## DOCUMENT SEGMENT
========

1.2. Supported platforms and components

For details on all platform and component versions supported by Connectivity Link 1.2, see the following article:

1.4. Developer Preview features

Important

Developer Preview features are not supported by Red Hat in any way and are not functionally complete or production-ready. Do not use Developer Preview features for production or business-critical workloads. Developer Preview features provide early access to functionality in advance of possible inclusion in a Red Hat product offering. Customers can use these features to test functionality and provide feedback during the development process.

Developer Preview features might not have any documentation, are subject to change or removal at any time, and have received limited testing. Red Hat might provide ways to submit feedback on Developer Preview features without an associated SLA. For more information, see Red Hat Developer Preview - Scope of Support.

========

Page layout parsing data:
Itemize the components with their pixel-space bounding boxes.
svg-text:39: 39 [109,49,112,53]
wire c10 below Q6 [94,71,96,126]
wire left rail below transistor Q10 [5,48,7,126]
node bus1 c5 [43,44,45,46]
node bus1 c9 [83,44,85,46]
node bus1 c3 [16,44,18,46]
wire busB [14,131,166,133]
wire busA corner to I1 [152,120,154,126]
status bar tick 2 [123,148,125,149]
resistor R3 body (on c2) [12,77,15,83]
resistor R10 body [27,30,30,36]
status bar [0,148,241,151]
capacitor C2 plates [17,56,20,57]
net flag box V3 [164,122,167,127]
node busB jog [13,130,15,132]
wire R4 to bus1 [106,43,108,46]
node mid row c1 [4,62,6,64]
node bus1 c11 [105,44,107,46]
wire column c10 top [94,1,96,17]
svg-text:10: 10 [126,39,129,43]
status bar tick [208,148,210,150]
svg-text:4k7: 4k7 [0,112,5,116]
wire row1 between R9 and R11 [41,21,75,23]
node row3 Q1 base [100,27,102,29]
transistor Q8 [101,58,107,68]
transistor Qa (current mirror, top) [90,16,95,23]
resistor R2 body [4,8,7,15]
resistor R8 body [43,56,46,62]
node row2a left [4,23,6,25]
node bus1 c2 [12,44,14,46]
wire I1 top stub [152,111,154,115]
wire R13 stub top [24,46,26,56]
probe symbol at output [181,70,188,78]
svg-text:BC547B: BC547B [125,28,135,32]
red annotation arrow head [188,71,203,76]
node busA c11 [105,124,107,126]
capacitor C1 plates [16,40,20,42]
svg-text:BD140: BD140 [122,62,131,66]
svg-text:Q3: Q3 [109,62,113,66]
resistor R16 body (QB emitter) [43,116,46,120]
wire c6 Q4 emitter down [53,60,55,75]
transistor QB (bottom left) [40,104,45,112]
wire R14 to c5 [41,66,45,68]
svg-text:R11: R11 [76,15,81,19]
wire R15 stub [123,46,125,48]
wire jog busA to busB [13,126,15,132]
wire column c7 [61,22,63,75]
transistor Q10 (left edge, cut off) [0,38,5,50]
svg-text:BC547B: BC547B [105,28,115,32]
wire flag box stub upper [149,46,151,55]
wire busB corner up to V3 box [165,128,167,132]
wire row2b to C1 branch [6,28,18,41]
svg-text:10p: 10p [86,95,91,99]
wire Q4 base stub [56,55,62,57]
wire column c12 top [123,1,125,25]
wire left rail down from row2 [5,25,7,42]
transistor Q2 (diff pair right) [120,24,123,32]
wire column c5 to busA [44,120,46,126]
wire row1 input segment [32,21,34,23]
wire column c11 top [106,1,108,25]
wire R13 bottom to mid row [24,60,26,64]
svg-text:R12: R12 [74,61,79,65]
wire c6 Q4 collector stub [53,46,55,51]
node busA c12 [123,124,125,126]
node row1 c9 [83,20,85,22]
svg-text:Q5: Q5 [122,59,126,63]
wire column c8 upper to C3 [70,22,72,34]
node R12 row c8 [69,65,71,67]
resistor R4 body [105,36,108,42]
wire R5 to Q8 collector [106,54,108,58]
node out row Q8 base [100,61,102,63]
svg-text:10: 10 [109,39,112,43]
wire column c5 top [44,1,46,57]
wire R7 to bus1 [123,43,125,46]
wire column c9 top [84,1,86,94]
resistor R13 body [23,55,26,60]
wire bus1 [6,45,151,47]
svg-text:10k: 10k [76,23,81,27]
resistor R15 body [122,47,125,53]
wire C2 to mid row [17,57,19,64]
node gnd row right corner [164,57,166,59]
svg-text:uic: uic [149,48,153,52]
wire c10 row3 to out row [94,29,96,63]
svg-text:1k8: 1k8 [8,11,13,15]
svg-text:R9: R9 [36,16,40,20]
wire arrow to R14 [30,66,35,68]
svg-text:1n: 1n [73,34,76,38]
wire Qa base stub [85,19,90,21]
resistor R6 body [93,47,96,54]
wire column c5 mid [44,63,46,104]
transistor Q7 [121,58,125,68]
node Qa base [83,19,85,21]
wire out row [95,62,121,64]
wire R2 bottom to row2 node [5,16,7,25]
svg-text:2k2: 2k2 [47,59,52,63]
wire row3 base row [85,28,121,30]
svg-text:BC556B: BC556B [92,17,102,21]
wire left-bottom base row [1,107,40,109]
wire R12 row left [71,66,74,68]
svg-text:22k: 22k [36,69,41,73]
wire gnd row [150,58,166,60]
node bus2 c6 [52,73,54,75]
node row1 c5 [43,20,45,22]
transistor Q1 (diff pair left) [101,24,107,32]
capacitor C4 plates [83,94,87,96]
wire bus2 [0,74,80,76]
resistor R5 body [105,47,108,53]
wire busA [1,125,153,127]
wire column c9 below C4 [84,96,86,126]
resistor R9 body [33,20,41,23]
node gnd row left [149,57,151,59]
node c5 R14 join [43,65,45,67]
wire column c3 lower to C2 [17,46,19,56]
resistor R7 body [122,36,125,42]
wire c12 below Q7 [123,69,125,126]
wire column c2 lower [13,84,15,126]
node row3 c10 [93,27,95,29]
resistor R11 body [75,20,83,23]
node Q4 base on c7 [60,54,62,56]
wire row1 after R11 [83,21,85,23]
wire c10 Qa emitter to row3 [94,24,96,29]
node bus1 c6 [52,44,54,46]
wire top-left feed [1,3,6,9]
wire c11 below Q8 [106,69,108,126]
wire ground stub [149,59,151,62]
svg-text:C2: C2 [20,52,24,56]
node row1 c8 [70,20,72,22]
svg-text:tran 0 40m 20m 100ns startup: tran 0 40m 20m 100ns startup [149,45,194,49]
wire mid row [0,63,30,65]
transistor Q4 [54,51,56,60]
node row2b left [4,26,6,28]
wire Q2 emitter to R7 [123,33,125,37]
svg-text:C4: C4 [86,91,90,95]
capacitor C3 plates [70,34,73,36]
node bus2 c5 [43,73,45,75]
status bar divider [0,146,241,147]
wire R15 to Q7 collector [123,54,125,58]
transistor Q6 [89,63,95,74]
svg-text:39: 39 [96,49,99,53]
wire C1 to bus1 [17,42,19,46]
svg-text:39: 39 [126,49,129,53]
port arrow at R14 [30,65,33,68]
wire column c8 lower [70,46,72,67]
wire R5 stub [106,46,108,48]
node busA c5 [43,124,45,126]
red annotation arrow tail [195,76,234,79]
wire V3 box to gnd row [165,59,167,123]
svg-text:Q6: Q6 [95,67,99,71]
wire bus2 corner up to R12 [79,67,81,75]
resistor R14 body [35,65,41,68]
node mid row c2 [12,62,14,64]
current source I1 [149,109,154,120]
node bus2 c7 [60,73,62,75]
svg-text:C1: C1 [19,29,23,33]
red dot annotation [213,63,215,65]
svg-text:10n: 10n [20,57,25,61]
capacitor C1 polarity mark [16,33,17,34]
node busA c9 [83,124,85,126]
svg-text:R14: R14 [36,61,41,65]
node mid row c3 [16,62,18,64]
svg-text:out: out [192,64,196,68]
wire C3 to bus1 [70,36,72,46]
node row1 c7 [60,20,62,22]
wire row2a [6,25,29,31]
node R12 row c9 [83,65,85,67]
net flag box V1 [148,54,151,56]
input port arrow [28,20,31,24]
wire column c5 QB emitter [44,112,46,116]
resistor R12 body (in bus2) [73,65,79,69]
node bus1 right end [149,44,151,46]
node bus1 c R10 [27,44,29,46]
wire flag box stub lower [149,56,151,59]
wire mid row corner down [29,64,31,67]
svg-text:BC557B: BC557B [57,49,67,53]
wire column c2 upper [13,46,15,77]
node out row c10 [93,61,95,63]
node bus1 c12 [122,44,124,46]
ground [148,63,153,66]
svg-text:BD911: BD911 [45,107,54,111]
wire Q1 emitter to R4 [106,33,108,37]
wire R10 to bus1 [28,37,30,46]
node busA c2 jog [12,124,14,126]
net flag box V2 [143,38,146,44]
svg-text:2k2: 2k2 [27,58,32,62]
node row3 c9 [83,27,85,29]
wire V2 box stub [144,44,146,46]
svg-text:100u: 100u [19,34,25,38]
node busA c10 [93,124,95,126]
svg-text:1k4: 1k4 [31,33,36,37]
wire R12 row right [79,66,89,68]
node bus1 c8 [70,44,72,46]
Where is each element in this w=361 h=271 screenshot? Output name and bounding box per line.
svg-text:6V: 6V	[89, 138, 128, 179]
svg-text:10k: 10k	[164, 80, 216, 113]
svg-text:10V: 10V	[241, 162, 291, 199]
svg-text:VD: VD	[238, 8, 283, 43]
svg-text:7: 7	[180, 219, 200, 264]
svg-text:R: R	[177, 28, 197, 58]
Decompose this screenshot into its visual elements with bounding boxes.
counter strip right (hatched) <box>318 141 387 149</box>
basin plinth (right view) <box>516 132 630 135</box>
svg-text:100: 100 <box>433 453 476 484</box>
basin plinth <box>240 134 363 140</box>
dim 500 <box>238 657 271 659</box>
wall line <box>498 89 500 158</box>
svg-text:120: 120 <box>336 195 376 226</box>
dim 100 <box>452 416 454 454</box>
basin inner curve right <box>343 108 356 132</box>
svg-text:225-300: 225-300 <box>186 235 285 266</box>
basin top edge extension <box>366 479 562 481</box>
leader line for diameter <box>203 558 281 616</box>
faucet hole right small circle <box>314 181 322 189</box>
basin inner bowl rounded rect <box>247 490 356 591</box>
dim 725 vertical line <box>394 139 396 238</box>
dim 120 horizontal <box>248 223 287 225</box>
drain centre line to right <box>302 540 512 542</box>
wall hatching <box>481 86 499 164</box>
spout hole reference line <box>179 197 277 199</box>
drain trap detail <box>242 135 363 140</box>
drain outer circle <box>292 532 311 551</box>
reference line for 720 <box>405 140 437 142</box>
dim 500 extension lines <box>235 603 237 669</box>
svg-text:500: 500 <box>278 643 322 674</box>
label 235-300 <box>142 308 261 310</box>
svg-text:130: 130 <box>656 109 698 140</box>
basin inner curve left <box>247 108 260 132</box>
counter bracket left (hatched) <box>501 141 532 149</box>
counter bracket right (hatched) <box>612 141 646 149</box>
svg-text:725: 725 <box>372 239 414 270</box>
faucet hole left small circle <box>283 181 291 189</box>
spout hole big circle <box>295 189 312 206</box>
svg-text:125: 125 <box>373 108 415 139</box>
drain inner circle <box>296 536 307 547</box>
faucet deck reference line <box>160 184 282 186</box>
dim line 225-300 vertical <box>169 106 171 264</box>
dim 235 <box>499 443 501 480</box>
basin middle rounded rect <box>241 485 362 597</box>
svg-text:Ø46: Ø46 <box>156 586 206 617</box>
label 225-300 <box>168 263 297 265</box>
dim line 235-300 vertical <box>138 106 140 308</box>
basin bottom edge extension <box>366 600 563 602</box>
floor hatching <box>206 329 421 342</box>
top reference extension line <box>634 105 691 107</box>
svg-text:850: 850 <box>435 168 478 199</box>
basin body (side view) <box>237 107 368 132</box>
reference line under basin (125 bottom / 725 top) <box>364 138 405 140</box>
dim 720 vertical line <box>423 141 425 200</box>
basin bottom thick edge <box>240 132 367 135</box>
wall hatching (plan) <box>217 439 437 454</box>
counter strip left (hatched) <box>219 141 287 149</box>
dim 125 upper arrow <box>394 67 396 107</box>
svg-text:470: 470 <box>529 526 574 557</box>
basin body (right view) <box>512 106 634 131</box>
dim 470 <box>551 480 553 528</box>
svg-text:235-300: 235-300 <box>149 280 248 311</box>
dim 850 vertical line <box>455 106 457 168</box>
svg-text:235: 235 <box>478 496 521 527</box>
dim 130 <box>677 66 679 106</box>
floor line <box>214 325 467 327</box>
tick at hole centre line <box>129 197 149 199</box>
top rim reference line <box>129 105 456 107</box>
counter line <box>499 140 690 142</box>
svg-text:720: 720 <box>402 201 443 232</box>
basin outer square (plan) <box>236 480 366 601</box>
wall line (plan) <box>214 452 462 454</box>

========

## WHAT TO WORK ON
(1) In the Connectivity Link release notes, what kinds of workloads should Developer Preview features not be used for?
(2) In the Connectivity Link release notes, rewrite the paragraph beginning "Developer Preview features might not have any documentation" as a bulleted list that keeps its main facts.

## EXERCISE SOLUTIONS
(1) Production or business-critical workloads.

(2)
- They might lack documentation.
- They can change or be removed at any time.
- They have received limited testing.
- Red Hat might offer ways to submit feedback on them, without an associated SLA.
- See Red Hat Developer Preview - Scope of Support for more information.